-- Problem requirements --
Consider the data that follows and state how many lines contain the string "средств", using the number alone.

-- Data shown --
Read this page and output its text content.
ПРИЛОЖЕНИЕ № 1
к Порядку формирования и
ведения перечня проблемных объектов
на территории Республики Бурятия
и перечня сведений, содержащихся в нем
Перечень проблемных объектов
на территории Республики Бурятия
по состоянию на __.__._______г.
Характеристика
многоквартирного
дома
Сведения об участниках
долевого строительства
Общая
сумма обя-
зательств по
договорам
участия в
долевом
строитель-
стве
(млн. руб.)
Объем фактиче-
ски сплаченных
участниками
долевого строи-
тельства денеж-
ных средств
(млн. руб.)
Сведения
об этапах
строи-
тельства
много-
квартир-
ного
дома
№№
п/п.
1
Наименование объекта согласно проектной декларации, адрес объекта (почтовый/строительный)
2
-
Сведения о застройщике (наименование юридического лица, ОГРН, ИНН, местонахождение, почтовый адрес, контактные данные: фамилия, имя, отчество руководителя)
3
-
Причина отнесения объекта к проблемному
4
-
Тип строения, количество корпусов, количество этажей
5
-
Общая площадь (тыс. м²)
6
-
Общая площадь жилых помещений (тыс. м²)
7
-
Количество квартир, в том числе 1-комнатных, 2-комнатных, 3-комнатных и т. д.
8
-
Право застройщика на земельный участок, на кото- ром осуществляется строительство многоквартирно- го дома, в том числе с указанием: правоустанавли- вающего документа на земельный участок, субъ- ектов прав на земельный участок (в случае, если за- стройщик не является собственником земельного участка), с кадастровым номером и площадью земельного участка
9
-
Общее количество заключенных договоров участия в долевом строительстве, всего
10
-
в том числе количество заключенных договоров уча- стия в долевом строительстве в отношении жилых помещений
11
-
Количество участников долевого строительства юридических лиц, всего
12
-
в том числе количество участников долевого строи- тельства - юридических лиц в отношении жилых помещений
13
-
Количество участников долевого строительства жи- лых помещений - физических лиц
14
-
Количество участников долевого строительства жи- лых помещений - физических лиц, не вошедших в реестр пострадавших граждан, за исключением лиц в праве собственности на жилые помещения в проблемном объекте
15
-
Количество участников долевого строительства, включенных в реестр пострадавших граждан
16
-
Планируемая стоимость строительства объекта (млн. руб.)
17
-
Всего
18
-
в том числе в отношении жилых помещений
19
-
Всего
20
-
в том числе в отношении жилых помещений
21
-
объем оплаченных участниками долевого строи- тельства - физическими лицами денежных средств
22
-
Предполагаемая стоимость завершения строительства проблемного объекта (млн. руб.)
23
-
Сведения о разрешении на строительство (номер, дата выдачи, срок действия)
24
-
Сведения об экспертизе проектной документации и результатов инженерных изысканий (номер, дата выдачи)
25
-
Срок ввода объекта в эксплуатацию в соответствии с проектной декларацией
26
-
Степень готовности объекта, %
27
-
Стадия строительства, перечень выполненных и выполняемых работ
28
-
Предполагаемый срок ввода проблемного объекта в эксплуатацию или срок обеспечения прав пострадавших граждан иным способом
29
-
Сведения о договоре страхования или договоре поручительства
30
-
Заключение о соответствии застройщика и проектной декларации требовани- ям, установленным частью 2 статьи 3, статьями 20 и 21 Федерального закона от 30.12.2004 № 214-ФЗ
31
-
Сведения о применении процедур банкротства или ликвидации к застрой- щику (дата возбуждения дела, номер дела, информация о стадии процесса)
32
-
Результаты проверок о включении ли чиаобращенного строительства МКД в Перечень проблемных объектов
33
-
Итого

-- Correct output --
2